I weighted ACE recs as 2x as impactful as GiveWell recs; Open Phil hasn't produced anything on factory farming but my best guess is its results will have an expected value of maybe 2-5x that of current ACE recs (although I expect that the EV of ACE recs will get better if ACE gets substantially more funding), largely because a lot of ACE top charities' activities are probably useless--all their activities look reasonable, but the evidence supporting them is pretty weak so it's reasonable to expect that some will turn out not to be effective.

(EDIT: I'd also add that even if I'm fairly confident about a 100-1000x effect size difference from inside an argument, when weighting donations I should take the outside view and not let these big effect sizes carry too much weight.)

After further consideration I'm thinking I rated GiveWell recs too highly; their weighting should be more like 0.05 instead of 0.1. Most of REG-raised money for GiveWell top charities went to AMF, although this might shift more toward GiveDirectly in the future in which case I should give GW recs a lower weight. I would probably rate Open Phil factory farming grants at maybe 0.3-0.5, which is an order of magnitude higher than for GiveWell top charities.

→ **Check your understanding**
a – According to the note on weighting charity recommendations, what weight does the writer now think GiveWell recommendations should get?
b – Render this sentence from the note on weighting charity recommendations in Spanish: "After further consideration I'm thinking I rated GiveWell recs too highly; their weighting should be more like 0.05 instead of 0.1."
c – Repeat the passage of the note on weighting charity recommendations starting with "(EDIT: I'd also" and going on through "too much weight.)", changing nothing.

→ **Data to examine**
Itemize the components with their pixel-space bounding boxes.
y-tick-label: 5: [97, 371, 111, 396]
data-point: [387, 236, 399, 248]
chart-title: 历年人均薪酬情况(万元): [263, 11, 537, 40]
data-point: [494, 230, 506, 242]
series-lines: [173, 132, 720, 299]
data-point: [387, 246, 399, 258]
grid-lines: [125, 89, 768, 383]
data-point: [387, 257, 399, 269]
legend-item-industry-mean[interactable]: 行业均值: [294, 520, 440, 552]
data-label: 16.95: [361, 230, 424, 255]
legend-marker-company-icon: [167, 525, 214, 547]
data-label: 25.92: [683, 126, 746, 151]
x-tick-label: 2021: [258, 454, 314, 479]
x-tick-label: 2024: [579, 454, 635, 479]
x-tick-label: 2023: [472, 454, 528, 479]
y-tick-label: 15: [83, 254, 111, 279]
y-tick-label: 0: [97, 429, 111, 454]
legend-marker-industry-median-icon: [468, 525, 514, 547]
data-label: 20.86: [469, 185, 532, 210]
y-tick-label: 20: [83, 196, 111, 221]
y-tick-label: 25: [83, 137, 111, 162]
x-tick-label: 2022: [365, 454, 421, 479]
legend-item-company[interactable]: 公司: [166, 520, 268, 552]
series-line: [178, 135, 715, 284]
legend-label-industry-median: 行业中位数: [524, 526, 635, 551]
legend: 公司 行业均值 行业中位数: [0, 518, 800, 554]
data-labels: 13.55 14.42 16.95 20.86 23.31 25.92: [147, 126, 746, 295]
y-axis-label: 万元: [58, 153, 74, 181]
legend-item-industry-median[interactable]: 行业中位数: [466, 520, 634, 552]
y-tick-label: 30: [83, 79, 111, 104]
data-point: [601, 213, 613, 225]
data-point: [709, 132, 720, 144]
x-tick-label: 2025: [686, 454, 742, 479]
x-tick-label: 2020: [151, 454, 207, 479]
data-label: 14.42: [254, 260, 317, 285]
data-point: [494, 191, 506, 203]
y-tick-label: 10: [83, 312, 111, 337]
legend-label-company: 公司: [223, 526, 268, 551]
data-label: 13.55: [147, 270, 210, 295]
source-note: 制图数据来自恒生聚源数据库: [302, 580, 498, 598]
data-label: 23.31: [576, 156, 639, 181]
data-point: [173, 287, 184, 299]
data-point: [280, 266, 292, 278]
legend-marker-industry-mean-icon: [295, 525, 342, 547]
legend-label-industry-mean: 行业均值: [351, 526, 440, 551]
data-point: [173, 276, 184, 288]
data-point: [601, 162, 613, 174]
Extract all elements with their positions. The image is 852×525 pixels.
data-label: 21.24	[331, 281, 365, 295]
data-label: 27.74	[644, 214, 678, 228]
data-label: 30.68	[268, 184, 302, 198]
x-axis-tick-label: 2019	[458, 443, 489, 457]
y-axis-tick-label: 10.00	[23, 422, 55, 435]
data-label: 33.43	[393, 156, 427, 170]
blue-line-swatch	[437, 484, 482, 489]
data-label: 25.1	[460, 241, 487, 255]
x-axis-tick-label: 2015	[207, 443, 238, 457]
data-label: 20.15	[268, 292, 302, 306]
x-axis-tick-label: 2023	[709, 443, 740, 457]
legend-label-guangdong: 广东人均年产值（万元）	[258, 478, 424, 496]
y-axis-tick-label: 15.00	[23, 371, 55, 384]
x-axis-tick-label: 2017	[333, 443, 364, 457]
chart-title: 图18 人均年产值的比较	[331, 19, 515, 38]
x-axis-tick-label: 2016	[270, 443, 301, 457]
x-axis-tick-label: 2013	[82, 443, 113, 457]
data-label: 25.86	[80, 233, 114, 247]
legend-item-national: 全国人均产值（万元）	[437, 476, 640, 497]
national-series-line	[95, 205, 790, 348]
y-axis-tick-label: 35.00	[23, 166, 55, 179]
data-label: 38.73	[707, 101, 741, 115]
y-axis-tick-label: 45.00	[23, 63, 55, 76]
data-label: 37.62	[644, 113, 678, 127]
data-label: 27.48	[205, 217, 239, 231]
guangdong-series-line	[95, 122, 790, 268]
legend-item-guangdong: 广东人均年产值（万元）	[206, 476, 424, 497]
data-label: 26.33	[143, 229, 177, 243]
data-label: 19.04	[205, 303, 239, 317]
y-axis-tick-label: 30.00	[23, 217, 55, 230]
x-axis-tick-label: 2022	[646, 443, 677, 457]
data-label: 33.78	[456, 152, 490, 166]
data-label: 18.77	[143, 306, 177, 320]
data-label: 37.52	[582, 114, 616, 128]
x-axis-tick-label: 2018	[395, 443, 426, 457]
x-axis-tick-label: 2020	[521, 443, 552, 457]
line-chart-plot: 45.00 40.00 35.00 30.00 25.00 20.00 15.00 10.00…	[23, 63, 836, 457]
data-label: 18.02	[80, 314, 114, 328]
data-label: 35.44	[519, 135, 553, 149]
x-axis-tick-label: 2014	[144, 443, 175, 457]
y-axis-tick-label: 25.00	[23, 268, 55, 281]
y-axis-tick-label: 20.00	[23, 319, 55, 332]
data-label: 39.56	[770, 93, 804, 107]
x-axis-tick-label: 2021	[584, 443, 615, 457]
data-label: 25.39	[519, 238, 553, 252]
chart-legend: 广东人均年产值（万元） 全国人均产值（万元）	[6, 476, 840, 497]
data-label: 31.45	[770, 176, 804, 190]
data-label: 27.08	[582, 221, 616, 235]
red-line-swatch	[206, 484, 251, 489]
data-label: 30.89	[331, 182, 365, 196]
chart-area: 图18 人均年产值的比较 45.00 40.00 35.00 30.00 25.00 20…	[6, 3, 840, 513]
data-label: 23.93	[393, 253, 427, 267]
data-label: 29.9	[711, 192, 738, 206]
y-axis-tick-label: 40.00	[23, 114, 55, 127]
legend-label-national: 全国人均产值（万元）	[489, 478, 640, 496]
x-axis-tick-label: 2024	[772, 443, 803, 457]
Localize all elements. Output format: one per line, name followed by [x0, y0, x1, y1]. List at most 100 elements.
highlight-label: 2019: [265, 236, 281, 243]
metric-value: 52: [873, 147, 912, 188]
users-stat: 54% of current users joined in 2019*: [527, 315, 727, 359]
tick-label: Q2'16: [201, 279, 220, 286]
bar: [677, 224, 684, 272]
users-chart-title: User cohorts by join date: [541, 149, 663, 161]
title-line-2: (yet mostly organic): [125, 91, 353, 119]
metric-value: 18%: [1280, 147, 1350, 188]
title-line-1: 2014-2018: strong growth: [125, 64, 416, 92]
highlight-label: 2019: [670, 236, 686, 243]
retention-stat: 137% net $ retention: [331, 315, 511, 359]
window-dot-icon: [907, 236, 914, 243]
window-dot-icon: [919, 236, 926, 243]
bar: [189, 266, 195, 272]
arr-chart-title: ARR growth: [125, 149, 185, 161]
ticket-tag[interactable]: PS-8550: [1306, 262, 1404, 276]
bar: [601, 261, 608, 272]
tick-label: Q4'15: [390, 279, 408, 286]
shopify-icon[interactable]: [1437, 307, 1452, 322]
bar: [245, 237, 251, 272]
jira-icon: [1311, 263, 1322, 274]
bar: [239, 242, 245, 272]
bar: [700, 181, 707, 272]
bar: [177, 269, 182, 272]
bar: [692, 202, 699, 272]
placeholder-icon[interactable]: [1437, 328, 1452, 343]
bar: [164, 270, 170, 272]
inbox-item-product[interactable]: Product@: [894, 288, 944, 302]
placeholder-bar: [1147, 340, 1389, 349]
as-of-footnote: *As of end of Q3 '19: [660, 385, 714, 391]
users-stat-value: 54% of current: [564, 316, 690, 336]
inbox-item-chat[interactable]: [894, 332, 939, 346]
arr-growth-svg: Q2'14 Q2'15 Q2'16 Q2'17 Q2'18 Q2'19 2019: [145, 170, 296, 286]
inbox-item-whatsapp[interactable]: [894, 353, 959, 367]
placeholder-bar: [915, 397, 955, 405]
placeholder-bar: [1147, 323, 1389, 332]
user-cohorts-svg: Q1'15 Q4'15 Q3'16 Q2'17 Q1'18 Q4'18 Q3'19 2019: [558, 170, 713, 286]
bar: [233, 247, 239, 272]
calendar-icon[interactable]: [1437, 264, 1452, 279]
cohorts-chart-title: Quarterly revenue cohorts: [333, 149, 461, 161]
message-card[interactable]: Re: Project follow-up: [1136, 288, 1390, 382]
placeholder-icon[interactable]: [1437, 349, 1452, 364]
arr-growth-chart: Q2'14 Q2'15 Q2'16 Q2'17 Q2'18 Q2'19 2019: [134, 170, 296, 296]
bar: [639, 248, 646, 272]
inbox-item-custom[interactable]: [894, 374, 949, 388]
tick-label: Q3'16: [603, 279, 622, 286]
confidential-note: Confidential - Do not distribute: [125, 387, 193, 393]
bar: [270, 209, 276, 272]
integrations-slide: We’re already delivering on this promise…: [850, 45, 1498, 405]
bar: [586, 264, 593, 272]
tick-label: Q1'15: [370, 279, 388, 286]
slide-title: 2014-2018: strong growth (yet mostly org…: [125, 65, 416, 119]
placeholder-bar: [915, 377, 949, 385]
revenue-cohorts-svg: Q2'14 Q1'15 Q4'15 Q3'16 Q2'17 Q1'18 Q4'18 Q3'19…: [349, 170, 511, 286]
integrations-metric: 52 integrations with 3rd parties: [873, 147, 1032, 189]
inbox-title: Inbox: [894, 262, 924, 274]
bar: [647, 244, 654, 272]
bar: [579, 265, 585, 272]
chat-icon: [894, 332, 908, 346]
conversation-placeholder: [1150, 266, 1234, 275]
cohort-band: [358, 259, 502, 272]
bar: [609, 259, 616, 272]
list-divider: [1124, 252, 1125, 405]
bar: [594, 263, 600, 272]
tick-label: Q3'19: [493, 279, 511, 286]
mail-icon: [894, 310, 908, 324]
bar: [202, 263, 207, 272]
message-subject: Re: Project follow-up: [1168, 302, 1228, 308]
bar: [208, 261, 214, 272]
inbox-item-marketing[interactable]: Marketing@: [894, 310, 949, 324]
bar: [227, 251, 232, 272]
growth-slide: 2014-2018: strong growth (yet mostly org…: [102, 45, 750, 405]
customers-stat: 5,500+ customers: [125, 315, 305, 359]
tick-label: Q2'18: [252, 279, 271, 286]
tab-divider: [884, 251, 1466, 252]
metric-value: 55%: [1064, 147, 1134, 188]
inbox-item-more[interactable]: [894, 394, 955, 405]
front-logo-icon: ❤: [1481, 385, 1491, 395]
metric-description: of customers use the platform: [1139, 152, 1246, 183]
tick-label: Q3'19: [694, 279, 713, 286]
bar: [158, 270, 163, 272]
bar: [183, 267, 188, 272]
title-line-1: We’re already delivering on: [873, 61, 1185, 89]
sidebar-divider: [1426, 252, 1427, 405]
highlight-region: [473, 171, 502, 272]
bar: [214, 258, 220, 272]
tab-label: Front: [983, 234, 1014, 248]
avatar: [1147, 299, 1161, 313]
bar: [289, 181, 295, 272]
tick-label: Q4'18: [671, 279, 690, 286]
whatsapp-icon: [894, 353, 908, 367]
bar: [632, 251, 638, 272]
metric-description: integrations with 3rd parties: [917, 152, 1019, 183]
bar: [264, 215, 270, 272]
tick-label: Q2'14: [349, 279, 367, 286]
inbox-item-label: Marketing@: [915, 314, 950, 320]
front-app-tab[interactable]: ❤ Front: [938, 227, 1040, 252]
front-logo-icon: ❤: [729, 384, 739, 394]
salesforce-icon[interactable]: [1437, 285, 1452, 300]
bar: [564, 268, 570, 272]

→ **Exercise responses**
a – About 0.05 instead of 0.1.

b – Después de pensarlo más, creo que valoré demasiado las recomendaciones de GiveWell; su ponderación debería ser más bien de 0,05 en lugar de 0,1.

c –
(EDIT: I'd also add that even if I'm fairly confident about a 100-1000x effect size difference from inside an argument, when weighting donations I should take the outside view and not let these big effect sizes carry too much weight.)